*DOCUMENT TEXT*
Supreme Court of Arizona

December 31, 1957

Samuel K. CLIFFORD, Appellant,
R. Reid WOODFORD, Appellee. In the Matter of the Guardianship of the Persons of: Jacqueline CLIFFORD and Marrie Gretchen Clifford.

Page 453

[83 Ariz. 259] Rawlins, Davis, Christy, Kleinman & Burrus, and Chester J. Peterson, Phoenix, for appellant.

Henderson, Trew & Clark Ford Dodd and Stockton & Karam, Phoenix, for appellee.

PHELPS, Justice.

Appellant Samuel K. Clifford appeals from a judgment quashing a writ of habeas corpus in which he sought custody of Jacqueline and Marrie Gretchen Clifford, his minor children, by his former wife who subsequently married appellee and cross-appellant, R. Reid Woodford, and further from the court's order directing that letters of guardianship be issued to Woodford and adjudging the latter to be entitled to the custody of said children. Appeal was also taken from certain orders of the court made during the course of the proceedings which it will not be necessary to designate.

Woodford cross-appealed from the order of the trial court entered April 25, 1957 denying his motion to quash the writ of habeas[83 Ariz. 260] corpus and from its further order denying his motion to consolidate a cause of action instituted by his wife, the mother of Jacqueline and Gretchen, for the appointment of Woodford as guardian of said children, the same being casue No. 37886. Woodford further cross-appealed from certain portions of the order and judgment in the instant case which we deem it unnecessary to set out at this time.

For convenience Clifford will be hereinafter designated as 'Clifford', his minor children here involved as 'Jacqueline' and 'Gretchen' or 'the children', and their mother as 'the mother' or 'their mother', and Woodford simply as 'Woodford', and Clifford's present wife as 'Charlotte.'

Page 454

In order to understand the situation with which we are dealing we will go back to the year 1942 when Clifford married Constance V. Brooks at Safford, Arizona. The above-named children are the issue of that marriage. Jacqueline will be 15 years of age on her next birthday. Gretchen was 12 years of age on her last birthday. On February 2, 1946 a divorce was granted the mother of the children by the Superior Court of Graham County, Arizona, awarding the custody of said children to the mother and ordering Clifford to pay to her the sum of $150 per month for their support. It also set aside to her Government bonds in the sum of $500. No alimony was awarded the mother.

Clifford thereafter, in August 1946, married his present wife Charlotte and there are now three children as issue of that marriage, ages 9, 7 and 4. On October 29, 1946 Woodford married the mother of the children here involved and to her and Woodford were born as issue of that marriage two children, Dodie and Bobbie, ages 10 and 7. At the time of this marriage Jacqueline was approximately three and one-half years of age and Gretchen was a little over one year old. At the time of the separation of Clifford and the mother of the children Jacqueline was a little over two years old and Gretchen was about one week old. Prior to the separation Clifford was away from home on assignments in the military service with which he was then connected so that the total period of his association with Jacqueline was in the neighborhood of a year. The children lived with Woodford and their mother at all times after her second marriage until Noevember 4th, 1956 the date of her death, and since have been and now are living with Woodford.

*WHAT YOU NEED TO DO*
1) In the opinion, rewrite the stretch from "[83 Ariz. 259]" through "PHELPS, Justice.", replacing "appellant" with "petitioner".
2) Extend the custody opinion by continuing on from its last sentence.

*EXTRACTED ENTRIES*

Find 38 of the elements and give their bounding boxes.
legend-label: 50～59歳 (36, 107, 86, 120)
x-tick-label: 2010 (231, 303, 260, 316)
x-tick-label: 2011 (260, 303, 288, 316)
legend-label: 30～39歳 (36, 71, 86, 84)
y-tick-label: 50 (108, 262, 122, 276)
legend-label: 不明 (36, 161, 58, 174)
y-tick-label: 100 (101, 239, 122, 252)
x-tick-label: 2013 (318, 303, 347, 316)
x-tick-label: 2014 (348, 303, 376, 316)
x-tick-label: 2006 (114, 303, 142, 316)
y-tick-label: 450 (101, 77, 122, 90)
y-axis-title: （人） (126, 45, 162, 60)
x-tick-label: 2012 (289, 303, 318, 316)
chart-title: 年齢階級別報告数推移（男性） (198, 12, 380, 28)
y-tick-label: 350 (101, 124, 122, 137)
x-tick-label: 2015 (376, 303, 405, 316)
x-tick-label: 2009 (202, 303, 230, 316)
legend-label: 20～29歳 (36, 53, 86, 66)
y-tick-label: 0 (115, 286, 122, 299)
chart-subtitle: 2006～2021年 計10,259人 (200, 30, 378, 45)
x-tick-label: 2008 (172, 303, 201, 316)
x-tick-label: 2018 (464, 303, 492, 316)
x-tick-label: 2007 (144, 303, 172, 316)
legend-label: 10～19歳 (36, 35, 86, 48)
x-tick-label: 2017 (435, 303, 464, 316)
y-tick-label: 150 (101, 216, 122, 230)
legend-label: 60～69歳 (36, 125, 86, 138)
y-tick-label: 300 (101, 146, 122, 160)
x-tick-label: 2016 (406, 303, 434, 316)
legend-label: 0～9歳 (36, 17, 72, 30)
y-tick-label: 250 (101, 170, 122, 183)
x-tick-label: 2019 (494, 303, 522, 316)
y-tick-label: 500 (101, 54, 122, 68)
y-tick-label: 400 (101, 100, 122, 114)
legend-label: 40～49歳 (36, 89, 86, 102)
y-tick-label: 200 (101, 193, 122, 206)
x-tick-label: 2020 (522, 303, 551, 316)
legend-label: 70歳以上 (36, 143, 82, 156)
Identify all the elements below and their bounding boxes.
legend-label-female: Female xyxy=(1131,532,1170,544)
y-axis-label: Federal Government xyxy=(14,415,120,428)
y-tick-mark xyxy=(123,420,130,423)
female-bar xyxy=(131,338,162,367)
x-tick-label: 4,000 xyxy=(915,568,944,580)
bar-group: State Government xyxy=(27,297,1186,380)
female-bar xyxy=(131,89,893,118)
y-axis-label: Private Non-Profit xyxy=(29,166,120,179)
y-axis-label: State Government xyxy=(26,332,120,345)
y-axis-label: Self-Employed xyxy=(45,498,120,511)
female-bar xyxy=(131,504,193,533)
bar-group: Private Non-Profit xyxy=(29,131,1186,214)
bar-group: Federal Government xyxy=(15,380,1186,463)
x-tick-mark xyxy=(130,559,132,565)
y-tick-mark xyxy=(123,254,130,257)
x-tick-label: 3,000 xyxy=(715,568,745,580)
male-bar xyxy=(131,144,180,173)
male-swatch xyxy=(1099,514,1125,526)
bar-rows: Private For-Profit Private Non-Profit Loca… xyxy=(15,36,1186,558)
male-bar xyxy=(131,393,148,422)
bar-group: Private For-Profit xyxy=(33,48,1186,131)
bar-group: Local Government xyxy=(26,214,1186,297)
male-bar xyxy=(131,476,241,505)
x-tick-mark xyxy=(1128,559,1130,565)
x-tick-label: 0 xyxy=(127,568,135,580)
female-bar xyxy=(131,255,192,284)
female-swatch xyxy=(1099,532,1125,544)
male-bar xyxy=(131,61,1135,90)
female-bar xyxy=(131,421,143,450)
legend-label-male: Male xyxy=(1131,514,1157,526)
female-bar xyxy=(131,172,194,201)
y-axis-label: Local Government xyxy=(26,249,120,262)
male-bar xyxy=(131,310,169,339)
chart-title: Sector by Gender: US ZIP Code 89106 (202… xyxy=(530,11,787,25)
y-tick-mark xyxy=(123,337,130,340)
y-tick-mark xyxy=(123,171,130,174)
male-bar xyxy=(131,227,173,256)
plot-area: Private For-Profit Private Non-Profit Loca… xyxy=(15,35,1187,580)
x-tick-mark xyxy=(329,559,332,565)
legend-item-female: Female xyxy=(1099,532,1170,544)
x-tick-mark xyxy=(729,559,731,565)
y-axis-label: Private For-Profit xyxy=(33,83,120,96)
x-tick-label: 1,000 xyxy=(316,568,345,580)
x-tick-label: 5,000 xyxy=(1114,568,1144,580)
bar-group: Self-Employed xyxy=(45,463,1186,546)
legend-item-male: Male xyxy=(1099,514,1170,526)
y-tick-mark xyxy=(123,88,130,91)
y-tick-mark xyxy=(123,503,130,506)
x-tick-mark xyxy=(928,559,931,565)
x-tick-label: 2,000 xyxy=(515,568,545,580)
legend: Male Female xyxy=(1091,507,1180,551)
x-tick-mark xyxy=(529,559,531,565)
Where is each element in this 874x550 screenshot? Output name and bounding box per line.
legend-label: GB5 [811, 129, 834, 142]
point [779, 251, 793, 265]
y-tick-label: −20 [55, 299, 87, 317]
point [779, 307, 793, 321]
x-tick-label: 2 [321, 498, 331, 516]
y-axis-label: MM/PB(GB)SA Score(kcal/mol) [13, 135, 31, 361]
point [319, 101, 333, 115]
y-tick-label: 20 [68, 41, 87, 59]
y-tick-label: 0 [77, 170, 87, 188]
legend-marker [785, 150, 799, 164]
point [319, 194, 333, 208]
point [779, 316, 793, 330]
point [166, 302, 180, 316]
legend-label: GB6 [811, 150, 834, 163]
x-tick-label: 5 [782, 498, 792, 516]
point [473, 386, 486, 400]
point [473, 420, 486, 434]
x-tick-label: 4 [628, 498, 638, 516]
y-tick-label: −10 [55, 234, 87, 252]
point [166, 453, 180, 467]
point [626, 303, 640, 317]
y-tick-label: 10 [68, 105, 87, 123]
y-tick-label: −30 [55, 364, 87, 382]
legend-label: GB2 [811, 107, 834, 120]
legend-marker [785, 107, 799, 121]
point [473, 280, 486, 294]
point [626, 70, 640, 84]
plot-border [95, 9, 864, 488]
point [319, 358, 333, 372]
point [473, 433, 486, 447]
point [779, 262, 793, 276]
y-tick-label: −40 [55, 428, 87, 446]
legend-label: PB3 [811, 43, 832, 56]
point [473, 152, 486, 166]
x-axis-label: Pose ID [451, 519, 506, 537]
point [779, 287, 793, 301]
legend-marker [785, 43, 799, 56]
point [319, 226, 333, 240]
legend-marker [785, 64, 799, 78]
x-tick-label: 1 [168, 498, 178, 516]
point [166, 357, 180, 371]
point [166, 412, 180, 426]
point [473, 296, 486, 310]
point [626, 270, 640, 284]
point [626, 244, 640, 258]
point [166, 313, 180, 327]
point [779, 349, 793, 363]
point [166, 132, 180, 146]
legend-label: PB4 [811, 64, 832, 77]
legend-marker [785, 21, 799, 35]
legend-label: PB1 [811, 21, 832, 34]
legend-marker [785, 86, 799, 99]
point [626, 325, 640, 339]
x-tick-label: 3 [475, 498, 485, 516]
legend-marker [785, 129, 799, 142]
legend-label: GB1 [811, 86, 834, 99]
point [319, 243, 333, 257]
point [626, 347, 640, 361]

*EXERCISE RESPONSES*
1)
[83 Ariz. 259] Rawlins, Davis, Christy, Kleinman & Burrus, and Chester J. Peterson, Phoenix, for petitioner.

Henderson, Trew & Clark Ford Dodd and Stockton & Karam, Phoenix, for appellee.

PHELPS, Justice.

2)
On October 29, 1956 the mother who had been informed by her doctor she had but a short time to live filed a petition in the Superior Court of Maricopa County for the appointment of her husband, Reid Woodford, as guardian of the children. Upon hearing, letters of guardianship were directed to be issued to Woodford, but later the order was vacated for lack of bond. Thereafter, on [83 Ariz. 261] April 11, 1957, Clifford filed a petition for writ of habeas corpus in the Maricopa County Superior Court seeking custody of the children, and on April 17 following, Woodford filed a petition in the same court for his appointment as guardian of said children. The two cases were consolidated for trial, and after hearing, the court on May 7, 1957 quashed the writ of habeas corpus and ordered that letters of guardianship issue to Woodford and awarded him custody of the children. It is from this order and judgment, and from the order denying his motion to set aside the order and judgment, and to grant him a new trial that Clifford appeals.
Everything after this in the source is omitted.